__Problem statement__. Copy the records below exactly, leaving out any pictures.

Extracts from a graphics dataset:
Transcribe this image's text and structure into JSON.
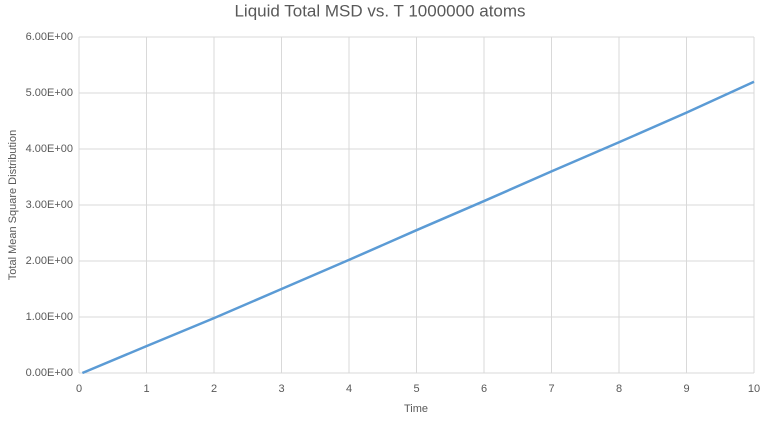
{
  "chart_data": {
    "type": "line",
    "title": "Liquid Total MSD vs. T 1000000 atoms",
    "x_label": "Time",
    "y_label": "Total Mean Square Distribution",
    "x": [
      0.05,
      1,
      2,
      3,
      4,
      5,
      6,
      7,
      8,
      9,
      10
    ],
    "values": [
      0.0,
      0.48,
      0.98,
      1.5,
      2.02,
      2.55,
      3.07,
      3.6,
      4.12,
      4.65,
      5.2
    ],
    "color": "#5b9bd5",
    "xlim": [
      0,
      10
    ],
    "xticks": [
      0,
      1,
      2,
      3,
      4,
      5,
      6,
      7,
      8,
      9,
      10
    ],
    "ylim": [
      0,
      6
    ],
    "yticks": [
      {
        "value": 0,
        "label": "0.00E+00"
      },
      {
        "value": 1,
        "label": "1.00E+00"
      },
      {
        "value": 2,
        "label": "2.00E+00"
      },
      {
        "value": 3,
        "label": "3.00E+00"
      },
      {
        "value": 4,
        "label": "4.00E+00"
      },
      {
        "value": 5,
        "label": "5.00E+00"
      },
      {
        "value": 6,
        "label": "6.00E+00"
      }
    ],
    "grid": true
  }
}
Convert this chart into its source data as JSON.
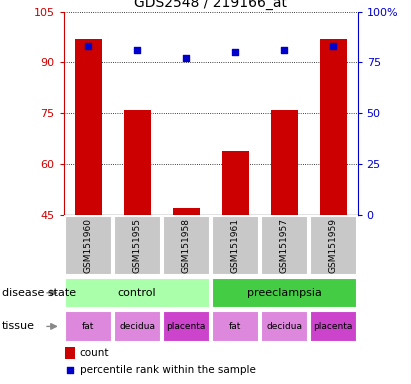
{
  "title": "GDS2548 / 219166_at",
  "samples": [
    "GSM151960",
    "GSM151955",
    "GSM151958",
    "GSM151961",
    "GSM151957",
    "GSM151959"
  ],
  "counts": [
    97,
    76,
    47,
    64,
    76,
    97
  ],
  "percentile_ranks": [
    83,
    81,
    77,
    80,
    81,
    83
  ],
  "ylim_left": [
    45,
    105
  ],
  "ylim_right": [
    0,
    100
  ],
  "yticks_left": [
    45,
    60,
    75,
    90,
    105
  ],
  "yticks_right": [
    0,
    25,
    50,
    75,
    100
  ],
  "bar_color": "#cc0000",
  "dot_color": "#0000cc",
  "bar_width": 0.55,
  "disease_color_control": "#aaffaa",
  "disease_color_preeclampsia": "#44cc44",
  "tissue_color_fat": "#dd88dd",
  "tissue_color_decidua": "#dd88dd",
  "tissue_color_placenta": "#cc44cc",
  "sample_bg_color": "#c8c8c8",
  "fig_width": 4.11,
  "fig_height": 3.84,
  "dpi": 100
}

__Result for this exercise__.
Transcribe this image's text and structure into JSON.
{
  "chart_data": {
    "type": "line",
    "title": "Liquid Total MSD vs. T 1000000 atoms",
    "x_label": "Time",
    "y_label": "Total Mean Square Distribution",
    "x": [
      0.05,
      1,
      2,
      3,
      4,
      5,
      6,
      7,
      8,
      9,
      10
    ],
    "values": [
      0.0,
      0.48,
      0.98,
      1.5,
      2.02,
      2.55,
      3.07,
      3.6,
      4.12,
      4.65,
      5.2
    ],
    "color": "#5b9bd5",
    "xlim": [
      0,
      10
    ],
    "xticks": [
      0,
      1,
      2,
      3,
      4,
      5,
      6,
      7,
      8,
      9,
      10
    ],
    "ylim": [
      0,
      6
    ],
    "yticks": [
      {
        "value": 0,
        "label": "0.00E+00"
      },
      {
        "value": 1,
        "label": "1.00E+00"
      },
      {
        "value": 2,
        "label": "2.00E+00"
      },
      {
        "value": 3,
        "label": "3.00E+00"
      },
      {
        "value": 4,
        "label": "4.00E+00"
      },
      {
        "value": 5,
        "label": "5.00E+00"
      },
      {
        "value": 6,
        "label": "6.00E+00"
      }
    ],
    "grid": true
  }
}
Convert this chart into its source data as JSON.
{
  "title": "GDS2548 / 219166_at",
  "samples": [
    "GSM151960",
    "GSM151955",
    "GSM151958",
    "GSM151961",
    "GSM151957",
    "GSM151959"
  ],
  "counts": [
    97,
    76,
    47,
    64,
    76,
    97
  ],
  "percentile_ranks": [
    83,
    81,
    77,
    80,
    81,
    83
  ],
  "ylim_left": [
    45,
    105
  ],
  "ylim_right": [
    0,
    100
  ],
  "yticks_left": [
    45,
    60,
    75,
    90,
    105
  ],
  "yticks_right": [
    0,
    25,
    50,
    75,
    100
  ],
  "bar_color": "#cc0000",
  "dot_color": "#0000cc",
  "bar_width": 0.55,
  "disease_color_control": "#aaffaa",
  "disease_color_preeclampsia": "#44cc44",
  "tissue_color_fat": "#dd88dd",
  "tissue_color_decidua": "#dd88dd",
  "tissue_color_placenta": "#cc44cc",
  "sample_bg_color": "#c8c8c8",
  "fig_width": 4.11,
  "fig_height": 3.84,
  "dpi": 100
}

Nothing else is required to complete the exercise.